** BEGIN **

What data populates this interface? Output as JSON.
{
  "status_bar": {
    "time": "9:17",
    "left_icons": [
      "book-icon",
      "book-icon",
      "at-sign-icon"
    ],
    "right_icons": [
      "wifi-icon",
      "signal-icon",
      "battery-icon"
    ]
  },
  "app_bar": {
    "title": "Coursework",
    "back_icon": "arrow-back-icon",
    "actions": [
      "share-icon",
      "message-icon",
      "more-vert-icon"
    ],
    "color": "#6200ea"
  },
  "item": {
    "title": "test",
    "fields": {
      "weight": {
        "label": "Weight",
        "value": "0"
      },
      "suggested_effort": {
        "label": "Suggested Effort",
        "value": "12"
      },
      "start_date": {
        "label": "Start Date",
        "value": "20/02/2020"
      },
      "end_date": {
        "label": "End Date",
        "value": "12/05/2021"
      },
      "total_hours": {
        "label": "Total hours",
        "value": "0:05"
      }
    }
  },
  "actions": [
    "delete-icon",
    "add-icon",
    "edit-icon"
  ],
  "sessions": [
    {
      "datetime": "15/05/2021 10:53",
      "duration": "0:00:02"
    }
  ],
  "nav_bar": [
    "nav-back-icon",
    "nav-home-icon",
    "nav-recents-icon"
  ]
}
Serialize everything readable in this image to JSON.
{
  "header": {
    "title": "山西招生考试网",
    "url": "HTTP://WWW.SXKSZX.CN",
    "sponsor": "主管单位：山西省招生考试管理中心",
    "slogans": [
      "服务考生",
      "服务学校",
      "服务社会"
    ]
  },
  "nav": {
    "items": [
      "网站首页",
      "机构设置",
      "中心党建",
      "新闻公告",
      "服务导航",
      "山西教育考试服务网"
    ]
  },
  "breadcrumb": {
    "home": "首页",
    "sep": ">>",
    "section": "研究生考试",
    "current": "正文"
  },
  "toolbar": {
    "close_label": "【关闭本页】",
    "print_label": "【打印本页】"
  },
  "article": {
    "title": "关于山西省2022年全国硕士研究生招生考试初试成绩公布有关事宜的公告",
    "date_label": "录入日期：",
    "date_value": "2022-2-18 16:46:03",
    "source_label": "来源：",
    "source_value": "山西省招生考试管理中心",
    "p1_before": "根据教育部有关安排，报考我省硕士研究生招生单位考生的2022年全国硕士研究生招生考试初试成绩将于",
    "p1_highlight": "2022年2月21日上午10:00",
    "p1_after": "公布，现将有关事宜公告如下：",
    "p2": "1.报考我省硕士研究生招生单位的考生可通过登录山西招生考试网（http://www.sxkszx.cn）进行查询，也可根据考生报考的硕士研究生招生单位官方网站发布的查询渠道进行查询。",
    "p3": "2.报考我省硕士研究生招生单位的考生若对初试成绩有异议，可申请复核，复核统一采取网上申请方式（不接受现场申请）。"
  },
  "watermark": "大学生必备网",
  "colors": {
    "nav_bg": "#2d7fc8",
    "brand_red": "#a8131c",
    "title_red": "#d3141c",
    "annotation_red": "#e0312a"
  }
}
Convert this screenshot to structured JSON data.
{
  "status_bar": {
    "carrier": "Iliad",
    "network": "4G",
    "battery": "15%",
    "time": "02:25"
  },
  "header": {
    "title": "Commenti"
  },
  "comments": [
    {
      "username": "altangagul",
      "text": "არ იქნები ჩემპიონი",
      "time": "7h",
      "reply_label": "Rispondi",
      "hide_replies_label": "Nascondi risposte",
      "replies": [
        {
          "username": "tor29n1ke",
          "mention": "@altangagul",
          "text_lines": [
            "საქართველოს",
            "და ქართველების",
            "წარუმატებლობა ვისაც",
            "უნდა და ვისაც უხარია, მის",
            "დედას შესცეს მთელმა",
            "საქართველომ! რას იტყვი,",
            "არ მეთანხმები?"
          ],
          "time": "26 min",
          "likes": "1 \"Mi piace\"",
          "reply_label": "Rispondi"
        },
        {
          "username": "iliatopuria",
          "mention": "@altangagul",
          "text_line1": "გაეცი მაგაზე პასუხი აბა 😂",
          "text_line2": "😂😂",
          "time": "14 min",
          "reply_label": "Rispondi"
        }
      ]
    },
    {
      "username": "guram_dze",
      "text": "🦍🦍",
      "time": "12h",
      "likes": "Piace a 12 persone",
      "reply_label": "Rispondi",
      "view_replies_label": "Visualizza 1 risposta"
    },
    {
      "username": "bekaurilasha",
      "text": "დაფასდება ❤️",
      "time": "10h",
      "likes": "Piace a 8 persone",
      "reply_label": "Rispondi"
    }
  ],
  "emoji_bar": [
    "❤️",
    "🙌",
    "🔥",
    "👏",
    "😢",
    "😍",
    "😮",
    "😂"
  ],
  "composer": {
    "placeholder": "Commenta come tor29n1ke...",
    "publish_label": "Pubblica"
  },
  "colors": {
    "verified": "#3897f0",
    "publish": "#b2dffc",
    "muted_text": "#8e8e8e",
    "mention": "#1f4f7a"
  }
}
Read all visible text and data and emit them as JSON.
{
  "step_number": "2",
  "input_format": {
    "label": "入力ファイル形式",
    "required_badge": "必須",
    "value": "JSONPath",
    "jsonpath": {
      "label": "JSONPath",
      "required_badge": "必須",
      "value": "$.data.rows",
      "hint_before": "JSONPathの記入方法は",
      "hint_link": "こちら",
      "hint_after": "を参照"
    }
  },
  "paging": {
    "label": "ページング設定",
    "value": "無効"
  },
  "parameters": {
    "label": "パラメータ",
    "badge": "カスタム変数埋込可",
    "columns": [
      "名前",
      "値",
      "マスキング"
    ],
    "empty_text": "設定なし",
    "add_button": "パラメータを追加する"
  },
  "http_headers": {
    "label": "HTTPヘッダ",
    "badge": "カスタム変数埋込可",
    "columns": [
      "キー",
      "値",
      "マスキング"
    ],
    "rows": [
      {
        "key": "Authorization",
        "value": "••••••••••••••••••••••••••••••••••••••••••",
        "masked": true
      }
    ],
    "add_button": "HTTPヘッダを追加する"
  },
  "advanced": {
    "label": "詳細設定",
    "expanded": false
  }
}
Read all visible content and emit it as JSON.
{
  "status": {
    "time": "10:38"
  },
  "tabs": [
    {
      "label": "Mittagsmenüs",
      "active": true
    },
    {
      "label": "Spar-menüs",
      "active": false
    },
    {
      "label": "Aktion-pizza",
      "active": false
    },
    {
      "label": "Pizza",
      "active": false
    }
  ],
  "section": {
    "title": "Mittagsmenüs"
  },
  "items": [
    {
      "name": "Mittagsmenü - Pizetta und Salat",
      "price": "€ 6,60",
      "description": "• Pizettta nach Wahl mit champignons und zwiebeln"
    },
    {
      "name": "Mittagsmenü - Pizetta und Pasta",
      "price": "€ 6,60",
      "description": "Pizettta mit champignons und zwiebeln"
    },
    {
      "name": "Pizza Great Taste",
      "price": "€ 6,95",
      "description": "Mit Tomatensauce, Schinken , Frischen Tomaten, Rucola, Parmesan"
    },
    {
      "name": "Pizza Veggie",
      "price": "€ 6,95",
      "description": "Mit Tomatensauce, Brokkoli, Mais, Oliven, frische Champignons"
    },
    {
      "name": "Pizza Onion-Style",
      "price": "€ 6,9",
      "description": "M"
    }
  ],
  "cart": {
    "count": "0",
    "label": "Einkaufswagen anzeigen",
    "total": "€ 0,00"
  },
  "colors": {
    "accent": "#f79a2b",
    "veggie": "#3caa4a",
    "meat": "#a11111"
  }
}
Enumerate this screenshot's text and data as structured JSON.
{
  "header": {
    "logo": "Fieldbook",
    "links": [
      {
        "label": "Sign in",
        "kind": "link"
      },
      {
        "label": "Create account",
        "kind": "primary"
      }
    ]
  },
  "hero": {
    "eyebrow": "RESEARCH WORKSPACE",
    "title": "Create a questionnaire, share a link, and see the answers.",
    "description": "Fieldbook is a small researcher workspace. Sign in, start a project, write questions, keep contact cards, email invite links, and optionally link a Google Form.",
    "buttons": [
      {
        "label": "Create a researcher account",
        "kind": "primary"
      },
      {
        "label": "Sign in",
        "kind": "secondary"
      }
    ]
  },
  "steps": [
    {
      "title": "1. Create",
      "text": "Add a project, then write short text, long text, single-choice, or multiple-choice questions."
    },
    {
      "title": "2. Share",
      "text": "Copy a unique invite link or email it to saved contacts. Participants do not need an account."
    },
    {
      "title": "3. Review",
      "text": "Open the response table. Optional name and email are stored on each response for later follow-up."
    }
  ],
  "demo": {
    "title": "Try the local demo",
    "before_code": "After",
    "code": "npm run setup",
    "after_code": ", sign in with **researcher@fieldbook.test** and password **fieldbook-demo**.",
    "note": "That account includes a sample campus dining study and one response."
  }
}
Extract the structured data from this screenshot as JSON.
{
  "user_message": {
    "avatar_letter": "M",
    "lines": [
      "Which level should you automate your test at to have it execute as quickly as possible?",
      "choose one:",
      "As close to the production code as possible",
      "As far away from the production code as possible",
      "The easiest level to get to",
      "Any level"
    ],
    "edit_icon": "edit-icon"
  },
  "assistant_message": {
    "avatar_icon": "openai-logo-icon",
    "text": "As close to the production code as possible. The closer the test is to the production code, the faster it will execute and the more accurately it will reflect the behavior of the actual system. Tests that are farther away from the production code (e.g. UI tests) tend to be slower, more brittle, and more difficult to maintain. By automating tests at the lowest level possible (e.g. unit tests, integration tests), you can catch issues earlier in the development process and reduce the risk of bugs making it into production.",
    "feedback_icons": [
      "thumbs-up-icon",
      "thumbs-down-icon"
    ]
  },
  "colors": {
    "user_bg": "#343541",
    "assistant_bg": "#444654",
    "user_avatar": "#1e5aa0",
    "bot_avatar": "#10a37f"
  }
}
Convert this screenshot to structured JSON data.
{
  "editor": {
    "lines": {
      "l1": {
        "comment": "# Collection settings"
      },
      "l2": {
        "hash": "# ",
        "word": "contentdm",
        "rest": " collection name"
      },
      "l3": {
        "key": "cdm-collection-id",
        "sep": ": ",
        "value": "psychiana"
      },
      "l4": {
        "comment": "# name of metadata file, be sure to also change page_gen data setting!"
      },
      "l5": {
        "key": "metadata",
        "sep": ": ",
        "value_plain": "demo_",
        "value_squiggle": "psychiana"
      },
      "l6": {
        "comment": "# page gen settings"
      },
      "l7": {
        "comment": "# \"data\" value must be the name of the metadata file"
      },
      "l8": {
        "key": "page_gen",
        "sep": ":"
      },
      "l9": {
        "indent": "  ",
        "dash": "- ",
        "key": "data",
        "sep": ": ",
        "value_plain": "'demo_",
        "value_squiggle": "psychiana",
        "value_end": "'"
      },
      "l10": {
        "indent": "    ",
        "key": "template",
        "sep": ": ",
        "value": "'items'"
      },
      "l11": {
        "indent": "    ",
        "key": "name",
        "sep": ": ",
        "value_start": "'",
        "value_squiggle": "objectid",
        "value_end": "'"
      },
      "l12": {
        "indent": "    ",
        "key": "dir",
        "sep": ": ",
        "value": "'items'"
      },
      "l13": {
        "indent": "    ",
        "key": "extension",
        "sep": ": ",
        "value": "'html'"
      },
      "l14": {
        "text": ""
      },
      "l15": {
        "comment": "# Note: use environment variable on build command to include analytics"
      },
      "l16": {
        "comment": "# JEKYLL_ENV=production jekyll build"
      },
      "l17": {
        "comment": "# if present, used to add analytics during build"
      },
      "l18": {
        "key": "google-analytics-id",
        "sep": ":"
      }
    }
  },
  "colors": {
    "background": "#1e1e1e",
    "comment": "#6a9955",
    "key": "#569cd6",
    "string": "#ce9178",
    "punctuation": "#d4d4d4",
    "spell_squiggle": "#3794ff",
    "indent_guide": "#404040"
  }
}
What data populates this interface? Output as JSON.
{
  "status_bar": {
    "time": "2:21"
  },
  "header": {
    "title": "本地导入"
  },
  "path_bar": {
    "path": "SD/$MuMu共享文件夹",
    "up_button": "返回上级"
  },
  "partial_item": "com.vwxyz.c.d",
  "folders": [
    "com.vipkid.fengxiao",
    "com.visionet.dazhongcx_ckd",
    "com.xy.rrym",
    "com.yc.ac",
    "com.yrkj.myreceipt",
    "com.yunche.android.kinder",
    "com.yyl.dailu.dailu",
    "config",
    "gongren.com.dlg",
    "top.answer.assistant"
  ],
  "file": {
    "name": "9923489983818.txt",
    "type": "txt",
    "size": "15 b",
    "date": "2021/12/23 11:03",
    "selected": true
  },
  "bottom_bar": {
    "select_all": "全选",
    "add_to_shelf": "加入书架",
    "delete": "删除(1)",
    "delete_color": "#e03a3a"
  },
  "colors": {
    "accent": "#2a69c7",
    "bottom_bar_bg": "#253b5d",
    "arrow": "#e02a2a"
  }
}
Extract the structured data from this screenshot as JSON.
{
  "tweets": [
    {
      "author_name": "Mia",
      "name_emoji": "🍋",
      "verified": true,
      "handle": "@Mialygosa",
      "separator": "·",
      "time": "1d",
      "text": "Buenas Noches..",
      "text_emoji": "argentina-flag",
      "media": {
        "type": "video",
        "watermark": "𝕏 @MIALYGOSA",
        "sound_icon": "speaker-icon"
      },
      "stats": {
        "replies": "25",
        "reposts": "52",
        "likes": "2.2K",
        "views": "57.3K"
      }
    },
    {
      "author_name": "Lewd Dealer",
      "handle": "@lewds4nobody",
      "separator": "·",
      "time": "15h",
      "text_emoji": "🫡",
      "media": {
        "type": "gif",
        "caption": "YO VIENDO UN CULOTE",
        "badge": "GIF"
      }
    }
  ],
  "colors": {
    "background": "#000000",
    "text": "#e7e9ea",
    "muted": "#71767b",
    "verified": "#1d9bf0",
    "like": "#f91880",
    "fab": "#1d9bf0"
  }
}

** END **

- _DIRECTION_
Locate all lines in the listing above with the word "ვისაც" and copy them.

- _TASK RESPONSE_
            "წარუმატებლობა ვისაც",
            "უნდა და ვისაც უხარია, მის",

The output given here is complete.